-- Data to use start --

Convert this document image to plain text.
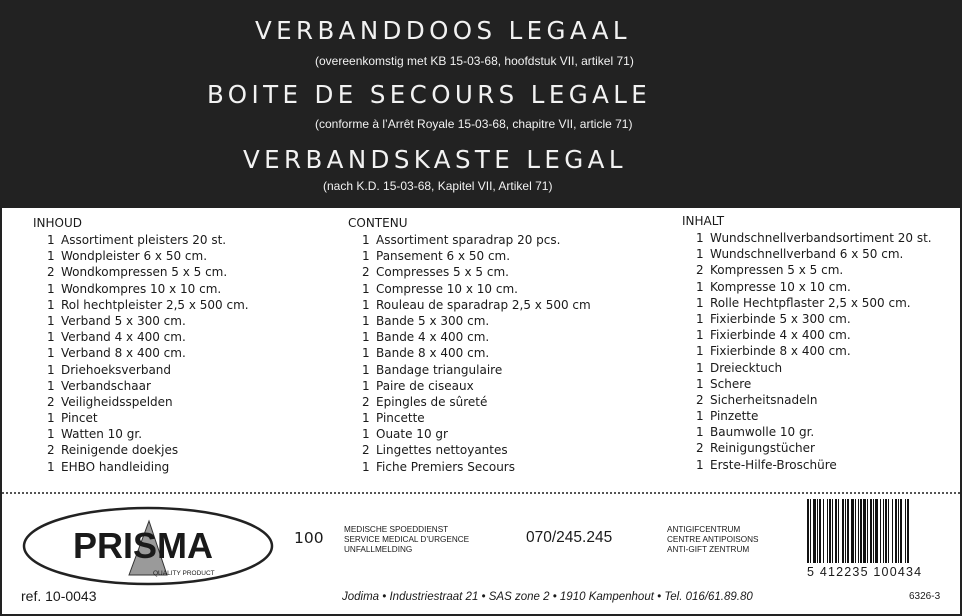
VERBANDDOOS LEGAAL
(overeenkomstig met KB 15-03-68, hoofdstuk VII, artikel 71)
BOITE DE SECOURS LEGALE
(conforme à l’Arrêt Royale 15-03-68, chapitre VII, article 71)
VERBANDSKASTE LEGAL
(nach K.D. 15-03-68, Kapitel VII, Artikel 71)
INHOUD
1 Assortiment pleisters 20 st.
1 Wondpleister 6 x 50 cm.
2 Wondkompressen 5 x 5 cm.
1 Wondkompres 10 x 10 cm.
1 Rol hechtpleister 2,5 x 500 cm.
1 Verband 5 x 300 cm.
1 Verband 4 x 400 cm.
1 Verband 8 x 400 cm.
1 Driehoeksverband
1 Verbandschaar
2 Veiligheidsspelden
1 Pincet
1 Watten 10 gr.
2 Reinigende doekjes
1 EHBO handleiding
CONTENU
1 Assortiment sparadrap 20 pcs.
1 Pansement 6 x 50 cm.
2 Compresses 5 x 5 cm.
1 Compresse 10 x 10 cm.
1 Rouleau de sparadrap 2,5 x 500 cm
1 Bande 5 x 300 cm.
1 Bande 4 x 400 cm.
1 Bande 8 x 400 cm.
1 Bandage triangulaire
1 Paire de ciseaux
2 Epingles de sûreté
1 Pincette
1 Ouate 10 gr
2 Lingettes nettoyantes
1 Fiche Premiers Secours
INHALT
1 Wundschnellverbandsortiment 20 st.
1 Wundschnellverband 6 x 50 cm.
2 Kompressen 5 x 5 cm.
1 Kompresse 10 x 10 cm.
1 Rolle Hechtpflaster 2,5 x 500 cm.
1 Fixierbinde 5 x 300 cm.
1 Fixierbinde 4 x 400 cm.
1 Fixierbinde 8 x 400 cm.
1 Dreiecktuch
1 Schere
2 Sicherheitsnadeln
1 Pinzette
1 Baumwolle 10 gr.
2 Reinigungstücher
1 Erste-Hilfe-Broschüre
PRISMA
QUALITY PRODUCT
100 MEDISCHE SPOEDDIENST
SERVICE MEDICAL D’URGENCE
UNFALLMELDING
070/245.245	ANTIGIFCENTRUM
CENTRE ANTIPOISONS
ANTI-GIFT ZENTRUM
5 412235 100434
ref. 10-0043	Jodima • Industriestraat 21 • SAS zone 2 • 1910 Kampenhout • Tel. 016/61.89.80	6326-3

-- Data to use end --

Given instruction:
Will you set down the records word for word while leaving out every picture?

Written answer:
Convert this document image to plain text.
VERBANDDOOS LEGAAL
(overeenkomstig met KB 15-03-68, hoofdstuk VII, artikel 71)
BOITE DE SECOURS LEGALE
(conforme à l’Arrêt Royale 15-03-68, chapitre VII, article 71)
VERBANDSKASTE LEGAL
(nach K.D. 15-03-68, Kapitel VII, Artikel 71)
INHOUD
1 Assortiment pleisters 20 st.
1 Wondpleister 6 x 50 cm.
2 Wondkompressen 5 x 5 cm.
1 Wondkompres 10 x 10 cm.
1 Rol hechtpleister 2,5 x 500 cm.
1 Verband 5 x 300 cm.
1 Verband 4 x 400 cm.
1 Verband 8 x 400 cm.
1 Driehoeksverband
1 Verbandschaar
2 Veiligheidsspelden
1 Pincet
1 Watten 10 gr.
2 Reinigende doekjes
1 EHBO handleiding
CONTENU
1 Assortiment sparadrap 20 pcs.
1 Pansement 6 x 50 cm.
2 Compresses 5 x 5 cm.
1 Compresse 10 x 10 cm.
1 Rouleau de sparadrap 2,5 x 500 cm
1 Bande 5 x 300 cm.
1 Bande 4 x 400 cm.
1 Bande 8 x 400 cm.
1 Bandage triangulaire
1 Paire de ciseaux
2 Epingles de sûreté
1 Pincette
1 Ouate 10 gr
2 Lingettes nettoyantes
1 Fiche Premiers Secours
INHALT
1 Wundschnellverbandsortiment 20 st.
1 Wundschnellverband 6 x 50 cm.
2 Kompressen 5 x 5 cm.
1 Kompresse 10 x 10 cm.
1 Rolle Hechtpflaster 2,5 x 500 cm.
1 Fixierbinde 5 x 300 cm.
1 Fixierbinde 4 x 400 cm.
1 Fixierbinde 8 x 400 cm.
1 Dreiecktuch
1 Schere
2 Sicherheitsnadeln
1 Pinzette
1 Baumwolle 10 gr.
2 Reinigungstücher
1 Erste-Hilfe-Broschüre
PRISMA
QUALITY PRODUCT
100 MEDISCHE SPOEDDIENST
SERVICE MEDICAL D’URGENCE
UNFALLMELDING
070/245.245	ANTIGIFCENTRUM
CENTRE ANTIPOISONS
ANTI-GIFT ZENTRUM
5 412235 100434
ref. 10-0043	Jodima • Industriestraat 21 • SAS zone 2 • 1910 Kampenhout • Tel. 016/61.89.80	6326-3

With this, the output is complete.